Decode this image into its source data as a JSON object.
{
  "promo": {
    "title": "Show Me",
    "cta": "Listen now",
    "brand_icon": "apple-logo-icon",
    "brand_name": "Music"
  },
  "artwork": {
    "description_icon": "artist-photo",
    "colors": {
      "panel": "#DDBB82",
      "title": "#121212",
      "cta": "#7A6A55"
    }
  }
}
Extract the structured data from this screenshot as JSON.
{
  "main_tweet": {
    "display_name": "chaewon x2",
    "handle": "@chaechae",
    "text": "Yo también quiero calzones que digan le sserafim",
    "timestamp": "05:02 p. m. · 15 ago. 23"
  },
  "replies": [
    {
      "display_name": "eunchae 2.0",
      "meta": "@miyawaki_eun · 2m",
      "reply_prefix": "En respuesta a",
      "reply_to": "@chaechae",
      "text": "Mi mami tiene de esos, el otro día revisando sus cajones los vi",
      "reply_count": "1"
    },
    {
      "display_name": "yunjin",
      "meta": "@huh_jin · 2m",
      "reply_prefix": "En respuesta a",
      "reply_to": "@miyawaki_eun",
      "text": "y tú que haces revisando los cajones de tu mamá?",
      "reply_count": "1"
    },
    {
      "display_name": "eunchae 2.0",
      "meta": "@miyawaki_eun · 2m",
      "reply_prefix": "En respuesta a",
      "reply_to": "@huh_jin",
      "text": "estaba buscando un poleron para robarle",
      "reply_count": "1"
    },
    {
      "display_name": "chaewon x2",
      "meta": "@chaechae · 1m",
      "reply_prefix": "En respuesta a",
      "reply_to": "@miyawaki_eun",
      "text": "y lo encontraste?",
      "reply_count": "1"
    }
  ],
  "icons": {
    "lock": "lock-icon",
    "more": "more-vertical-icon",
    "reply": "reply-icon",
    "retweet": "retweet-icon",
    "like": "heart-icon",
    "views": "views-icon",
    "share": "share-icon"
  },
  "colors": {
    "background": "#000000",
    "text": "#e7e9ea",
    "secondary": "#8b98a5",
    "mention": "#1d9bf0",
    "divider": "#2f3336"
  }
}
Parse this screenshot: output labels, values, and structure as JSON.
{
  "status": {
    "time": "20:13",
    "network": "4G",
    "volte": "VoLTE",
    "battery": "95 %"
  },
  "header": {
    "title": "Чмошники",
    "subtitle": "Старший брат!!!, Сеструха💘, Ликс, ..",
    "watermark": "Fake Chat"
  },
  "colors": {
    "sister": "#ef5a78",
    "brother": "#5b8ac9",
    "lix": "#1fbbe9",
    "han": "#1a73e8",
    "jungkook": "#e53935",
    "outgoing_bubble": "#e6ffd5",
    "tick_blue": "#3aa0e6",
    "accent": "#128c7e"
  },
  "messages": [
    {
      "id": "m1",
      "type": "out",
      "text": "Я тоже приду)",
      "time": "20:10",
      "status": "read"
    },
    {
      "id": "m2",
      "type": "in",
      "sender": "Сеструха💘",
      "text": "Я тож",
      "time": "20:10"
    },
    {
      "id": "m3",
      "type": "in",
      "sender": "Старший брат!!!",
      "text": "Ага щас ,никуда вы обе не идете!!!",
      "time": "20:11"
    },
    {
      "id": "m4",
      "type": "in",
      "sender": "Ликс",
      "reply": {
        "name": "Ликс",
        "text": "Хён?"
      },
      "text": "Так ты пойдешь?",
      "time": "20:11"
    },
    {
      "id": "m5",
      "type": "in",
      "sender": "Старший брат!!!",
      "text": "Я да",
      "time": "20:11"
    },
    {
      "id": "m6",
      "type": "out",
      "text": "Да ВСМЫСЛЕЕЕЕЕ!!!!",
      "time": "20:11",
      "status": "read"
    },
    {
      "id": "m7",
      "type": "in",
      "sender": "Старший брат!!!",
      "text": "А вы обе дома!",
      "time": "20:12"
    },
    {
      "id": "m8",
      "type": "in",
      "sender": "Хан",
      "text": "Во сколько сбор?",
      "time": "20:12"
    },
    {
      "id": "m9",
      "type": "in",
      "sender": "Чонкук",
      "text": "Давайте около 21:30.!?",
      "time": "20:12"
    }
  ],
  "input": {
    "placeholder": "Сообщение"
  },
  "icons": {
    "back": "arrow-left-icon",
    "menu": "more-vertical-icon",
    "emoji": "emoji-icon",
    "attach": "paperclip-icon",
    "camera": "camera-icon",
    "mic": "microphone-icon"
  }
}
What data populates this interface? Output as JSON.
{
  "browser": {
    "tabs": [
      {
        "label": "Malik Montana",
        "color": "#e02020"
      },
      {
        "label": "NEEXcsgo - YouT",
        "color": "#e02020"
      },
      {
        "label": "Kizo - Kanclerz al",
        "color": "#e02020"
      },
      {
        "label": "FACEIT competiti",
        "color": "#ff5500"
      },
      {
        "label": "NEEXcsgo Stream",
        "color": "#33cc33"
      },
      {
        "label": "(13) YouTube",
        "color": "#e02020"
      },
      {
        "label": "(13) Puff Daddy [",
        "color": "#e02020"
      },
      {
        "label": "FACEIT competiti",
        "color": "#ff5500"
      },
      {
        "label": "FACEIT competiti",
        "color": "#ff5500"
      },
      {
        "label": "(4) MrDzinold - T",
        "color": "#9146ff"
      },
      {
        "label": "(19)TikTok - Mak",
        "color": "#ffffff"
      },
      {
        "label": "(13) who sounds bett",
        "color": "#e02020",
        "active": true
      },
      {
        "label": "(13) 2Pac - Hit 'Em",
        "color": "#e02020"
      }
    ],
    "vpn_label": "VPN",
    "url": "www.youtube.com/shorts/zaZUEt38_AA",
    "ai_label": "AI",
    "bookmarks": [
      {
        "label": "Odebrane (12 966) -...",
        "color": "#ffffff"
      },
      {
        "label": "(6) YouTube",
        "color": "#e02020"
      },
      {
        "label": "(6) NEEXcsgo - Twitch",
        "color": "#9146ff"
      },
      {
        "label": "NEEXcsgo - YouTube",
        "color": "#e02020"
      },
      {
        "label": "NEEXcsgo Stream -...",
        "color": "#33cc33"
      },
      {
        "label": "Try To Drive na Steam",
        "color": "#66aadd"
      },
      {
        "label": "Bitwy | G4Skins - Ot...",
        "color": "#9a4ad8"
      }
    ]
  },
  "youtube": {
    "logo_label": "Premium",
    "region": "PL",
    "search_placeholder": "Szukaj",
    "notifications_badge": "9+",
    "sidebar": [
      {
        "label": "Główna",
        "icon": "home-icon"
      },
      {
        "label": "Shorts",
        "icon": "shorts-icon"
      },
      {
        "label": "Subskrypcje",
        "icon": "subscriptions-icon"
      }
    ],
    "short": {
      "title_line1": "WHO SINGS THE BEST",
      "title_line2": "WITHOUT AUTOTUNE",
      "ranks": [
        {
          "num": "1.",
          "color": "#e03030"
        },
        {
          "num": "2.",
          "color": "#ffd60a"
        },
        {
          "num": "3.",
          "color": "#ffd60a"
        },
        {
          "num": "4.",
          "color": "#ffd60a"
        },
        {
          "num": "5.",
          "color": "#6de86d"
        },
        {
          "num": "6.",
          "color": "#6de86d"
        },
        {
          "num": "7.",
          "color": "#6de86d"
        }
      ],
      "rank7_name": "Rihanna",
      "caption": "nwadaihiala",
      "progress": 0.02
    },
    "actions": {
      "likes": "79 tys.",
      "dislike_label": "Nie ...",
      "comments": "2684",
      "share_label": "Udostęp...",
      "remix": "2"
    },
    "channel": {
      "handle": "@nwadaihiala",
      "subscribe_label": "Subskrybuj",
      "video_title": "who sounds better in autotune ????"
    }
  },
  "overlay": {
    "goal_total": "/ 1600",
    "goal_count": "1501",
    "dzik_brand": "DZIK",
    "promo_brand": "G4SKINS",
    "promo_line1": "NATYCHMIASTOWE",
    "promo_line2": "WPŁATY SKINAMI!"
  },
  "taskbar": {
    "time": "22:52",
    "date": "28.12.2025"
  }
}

--------------------------------------------------

_Your task_
From the listing above, copy every line that includes the word "nwadaihiala".

_Response to this exercise_
      "caption": "nwadaihiala",
      "handle": "@nwadaihiala",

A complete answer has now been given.